** begin Data for this task **

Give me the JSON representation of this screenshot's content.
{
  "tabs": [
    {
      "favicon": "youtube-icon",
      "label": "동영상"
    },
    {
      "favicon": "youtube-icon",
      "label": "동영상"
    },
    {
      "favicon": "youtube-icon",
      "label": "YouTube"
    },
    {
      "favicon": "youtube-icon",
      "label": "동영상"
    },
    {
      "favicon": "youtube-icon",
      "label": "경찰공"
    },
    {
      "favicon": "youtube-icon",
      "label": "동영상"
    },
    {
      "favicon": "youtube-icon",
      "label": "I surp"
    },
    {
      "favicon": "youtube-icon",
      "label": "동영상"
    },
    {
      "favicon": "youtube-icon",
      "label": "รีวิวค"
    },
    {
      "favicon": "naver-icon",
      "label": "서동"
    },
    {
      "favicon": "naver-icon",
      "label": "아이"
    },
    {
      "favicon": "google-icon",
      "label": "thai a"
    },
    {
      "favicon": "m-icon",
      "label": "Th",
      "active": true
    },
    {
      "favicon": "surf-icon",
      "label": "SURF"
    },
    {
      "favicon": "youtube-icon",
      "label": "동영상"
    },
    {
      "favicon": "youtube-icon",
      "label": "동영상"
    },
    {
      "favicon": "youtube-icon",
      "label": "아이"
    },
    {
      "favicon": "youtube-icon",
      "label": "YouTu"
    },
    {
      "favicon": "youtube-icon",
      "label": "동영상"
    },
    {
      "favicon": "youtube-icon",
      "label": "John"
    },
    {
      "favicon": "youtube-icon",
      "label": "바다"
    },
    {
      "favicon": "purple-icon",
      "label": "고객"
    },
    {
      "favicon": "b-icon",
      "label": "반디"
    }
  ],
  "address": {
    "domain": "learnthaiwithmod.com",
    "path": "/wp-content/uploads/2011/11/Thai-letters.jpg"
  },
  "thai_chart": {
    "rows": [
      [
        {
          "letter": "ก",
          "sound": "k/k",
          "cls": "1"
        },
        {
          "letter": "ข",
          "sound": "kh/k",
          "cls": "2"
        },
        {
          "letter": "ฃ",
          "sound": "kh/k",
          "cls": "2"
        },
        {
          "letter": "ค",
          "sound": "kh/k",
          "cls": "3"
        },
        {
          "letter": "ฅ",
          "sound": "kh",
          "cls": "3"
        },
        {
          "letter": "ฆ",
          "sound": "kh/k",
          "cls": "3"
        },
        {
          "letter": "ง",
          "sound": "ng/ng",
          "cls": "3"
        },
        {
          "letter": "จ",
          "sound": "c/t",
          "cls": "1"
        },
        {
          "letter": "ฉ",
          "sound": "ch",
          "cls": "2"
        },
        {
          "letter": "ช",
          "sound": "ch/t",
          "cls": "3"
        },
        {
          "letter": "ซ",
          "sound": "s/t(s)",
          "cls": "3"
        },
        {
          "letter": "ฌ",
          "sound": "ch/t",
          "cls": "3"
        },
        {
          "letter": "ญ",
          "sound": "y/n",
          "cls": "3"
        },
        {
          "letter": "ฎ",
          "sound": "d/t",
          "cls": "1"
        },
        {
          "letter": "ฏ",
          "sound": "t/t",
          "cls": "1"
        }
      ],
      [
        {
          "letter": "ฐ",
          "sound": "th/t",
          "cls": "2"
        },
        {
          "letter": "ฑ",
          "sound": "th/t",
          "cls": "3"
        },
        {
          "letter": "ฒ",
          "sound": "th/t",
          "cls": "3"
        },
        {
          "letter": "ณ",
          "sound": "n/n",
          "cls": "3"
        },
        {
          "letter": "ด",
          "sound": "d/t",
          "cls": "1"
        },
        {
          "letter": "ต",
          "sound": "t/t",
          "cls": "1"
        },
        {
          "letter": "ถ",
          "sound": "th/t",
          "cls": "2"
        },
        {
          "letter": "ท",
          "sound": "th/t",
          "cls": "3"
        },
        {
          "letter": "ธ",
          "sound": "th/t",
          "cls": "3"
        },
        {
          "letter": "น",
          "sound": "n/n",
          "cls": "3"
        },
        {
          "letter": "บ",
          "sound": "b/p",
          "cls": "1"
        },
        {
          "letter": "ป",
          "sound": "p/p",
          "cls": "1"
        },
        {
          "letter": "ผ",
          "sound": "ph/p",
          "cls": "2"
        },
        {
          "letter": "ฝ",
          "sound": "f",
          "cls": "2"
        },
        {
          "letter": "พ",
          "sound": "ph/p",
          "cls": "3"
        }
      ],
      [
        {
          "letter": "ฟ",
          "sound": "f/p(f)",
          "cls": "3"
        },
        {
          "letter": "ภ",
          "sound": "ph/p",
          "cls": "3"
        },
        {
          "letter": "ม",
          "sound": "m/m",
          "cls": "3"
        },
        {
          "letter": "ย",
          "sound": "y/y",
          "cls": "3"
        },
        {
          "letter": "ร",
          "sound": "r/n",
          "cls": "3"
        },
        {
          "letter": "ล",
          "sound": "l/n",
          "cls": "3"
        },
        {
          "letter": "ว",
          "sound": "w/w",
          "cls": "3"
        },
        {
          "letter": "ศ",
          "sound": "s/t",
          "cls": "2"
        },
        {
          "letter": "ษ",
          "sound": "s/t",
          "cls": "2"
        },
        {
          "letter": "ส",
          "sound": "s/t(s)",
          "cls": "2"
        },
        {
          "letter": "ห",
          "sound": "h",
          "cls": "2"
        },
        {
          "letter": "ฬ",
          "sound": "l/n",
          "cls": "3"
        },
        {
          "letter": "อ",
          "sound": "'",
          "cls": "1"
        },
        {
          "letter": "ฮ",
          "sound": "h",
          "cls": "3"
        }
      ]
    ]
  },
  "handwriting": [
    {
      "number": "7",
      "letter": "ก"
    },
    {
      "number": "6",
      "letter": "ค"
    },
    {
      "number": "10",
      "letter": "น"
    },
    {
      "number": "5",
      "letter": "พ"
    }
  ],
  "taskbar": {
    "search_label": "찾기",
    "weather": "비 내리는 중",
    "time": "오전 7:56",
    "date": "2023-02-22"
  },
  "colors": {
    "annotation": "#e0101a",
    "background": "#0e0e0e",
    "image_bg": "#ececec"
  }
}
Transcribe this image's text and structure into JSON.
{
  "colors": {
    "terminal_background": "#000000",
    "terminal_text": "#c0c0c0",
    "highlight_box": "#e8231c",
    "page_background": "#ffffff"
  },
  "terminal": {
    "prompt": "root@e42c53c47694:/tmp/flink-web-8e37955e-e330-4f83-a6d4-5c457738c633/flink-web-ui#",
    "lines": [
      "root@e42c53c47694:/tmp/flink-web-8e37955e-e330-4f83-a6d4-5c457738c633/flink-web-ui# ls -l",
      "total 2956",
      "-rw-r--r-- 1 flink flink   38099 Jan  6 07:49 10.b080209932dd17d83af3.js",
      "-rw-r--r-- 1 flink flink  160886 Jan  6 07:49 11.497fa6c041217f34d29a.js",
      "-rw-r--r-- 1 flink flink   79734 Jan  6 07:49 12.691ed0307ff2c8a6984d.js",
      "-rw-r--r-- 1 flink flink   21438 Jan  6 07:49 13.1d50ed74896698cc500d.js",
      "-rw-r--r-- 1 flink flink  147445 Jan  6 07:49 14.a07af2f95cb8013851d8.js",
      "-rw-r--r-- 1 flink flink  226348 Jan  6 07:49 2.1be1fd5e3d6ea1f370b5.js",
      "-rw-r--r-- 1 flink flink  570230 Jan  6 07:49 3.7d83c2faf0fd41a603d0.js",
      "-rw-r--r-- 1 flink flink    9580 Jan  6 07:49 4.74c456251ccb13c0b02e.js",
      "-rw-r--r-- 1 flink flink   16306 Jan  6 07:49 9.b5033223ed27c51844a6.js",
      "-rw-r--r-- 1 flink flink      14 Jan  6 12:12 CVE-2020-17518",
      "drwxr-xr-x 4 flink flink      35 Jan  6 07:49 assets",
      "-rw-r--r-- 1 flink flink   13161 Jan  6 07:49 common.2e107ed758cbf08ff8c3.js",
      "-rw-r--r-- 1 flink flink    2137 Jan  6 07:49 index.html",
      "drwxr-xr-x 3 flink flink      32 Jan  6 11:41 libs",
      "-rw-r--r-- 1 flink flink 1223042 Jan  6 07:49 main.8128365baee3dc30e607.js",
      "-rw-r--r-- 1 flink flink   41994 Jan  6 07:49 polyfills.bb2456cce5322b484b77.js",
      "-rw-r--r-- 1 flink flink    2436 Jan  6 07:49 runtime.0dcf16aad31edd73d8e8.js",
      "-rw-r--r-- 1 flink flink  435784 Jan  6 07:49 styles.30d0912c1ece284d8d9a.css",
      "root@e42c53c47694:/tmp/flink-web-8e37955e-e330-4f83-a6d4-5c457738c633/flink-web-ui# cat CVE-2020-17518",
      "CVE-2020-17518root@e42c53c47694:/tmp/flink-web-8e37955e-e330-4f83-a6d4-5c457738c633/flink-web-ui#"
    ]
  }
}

** end Data for this task **

▶ **Direction**:
Everything from the line containing "Transcribe this image's" to the end of the data above should be quoted exactly, please, both ends included, and nothing outside that span.

▶ **Written solution**:
Transcribe this image's text and structure into JSON.
{
  "colors": {
    "terminal_background": "#000000",
    "terminal_text": "#c0c0c0",
    "highlight_box": "#e8231c",
    "page_background": "#ffffff"
  },
  "terminal": {
    "prompt": "root@e42c53c47694:/tmp/flink-web-8e37955e-e330-4f83-a6d4-5c457738c633/flink-web-ui#",
    "lines": [
      "root@e42c53c47694:/tmp/flink-web-8e37955e-e330-4f83-a6d4-5c457738c633/flink-web-ui# ls -l",
      "total 2956",
      "-rw-r--r-- 1 flink flink   38099 Jan  6 07:49 10.b080209932dd17d83af3.js",
      "-rw-r--r-- 1 flink flink  160886 Jan  6 07:49 11.497fa6c041217f34d29a.js",
      "-rw-r--r-- 1 flink flink   79734 Jan  6 07:49 12.691ed0307ff2c8a6984d.js",
      "-rw-r--r-- 1 flink flink   21438 Jan  6 07:49 13.1d50ed74896698cc500d.js",
      "-rw-r--r-- 1 flink flink  147445 Jan  6 07:49 14.a07af2f95cb8013851d8.js",
      "-rw-r--r-- 1 flink flink  226348 Jan  6 07:49 2.1be1fd5e3d6ea1f370b5.js",
      "-rw-r--r-- 1 flink flink  570230 Jan  6 07:49 3.7d83c2faf0fd41a603d0.js",
      "-rw-r--r-- 1 flink flink    9580 Jan  6 07:49 4.74c456251ccb13c0b02e.js",
      "-rw-r--r-- 1 flink flink   16306 Jan  6 07:49 9.b5033223ed27c51844a6.js",
      "-rw-r--r-- 1 flink flink      14 Jan  6 12:12 CVE-2020-17518",
      "drwxr-xr-x 4 flink flink      35 Jan  6 07:49 assets",
      "-rw-r--r-- 1 flink flink   13161 Jan  6 07:49 common.2e107ed758cbf08ff8c3.js",
      "-rw-r--r-- 1 flink flink    2137 Jan  6 07:49 index.html",
      "drwxr-xr-x 3 flink flink      32 Jan  6 11:41 libs",
      "-rw-r--r-- 1 flink flink 1223042 Jan  6 07:49 main.8128365baee3dc30e607.js",
      "-rw-r--r-- 1 flink flink   41994 Jan  6 07:49 polyfills.bb2456cce5322b484b77.js",
      "-rw-r--r-- 1 flink flink    2436 Jan  6 07:49 runtime.0dcf16aad31edd73d8e8.js",
      "-rw-r--r-- 1 flink flink  435784 Jan  6 07:49 styles.30d0912c1ece284d8d9a.css",
      "root@e42c53c47694:/tmp/flink-web-8e37955e-e330-4f83-a6d4-5c457738c633/flink-web-ui# cat CVE-2020-17518",
      "CVE-2020-17518root@e42c53c47694:/tmp/flink-web-8e37955e-e330-4f83-a6d4-5c457738c633/flink-web-ui#"
    ]
  }
}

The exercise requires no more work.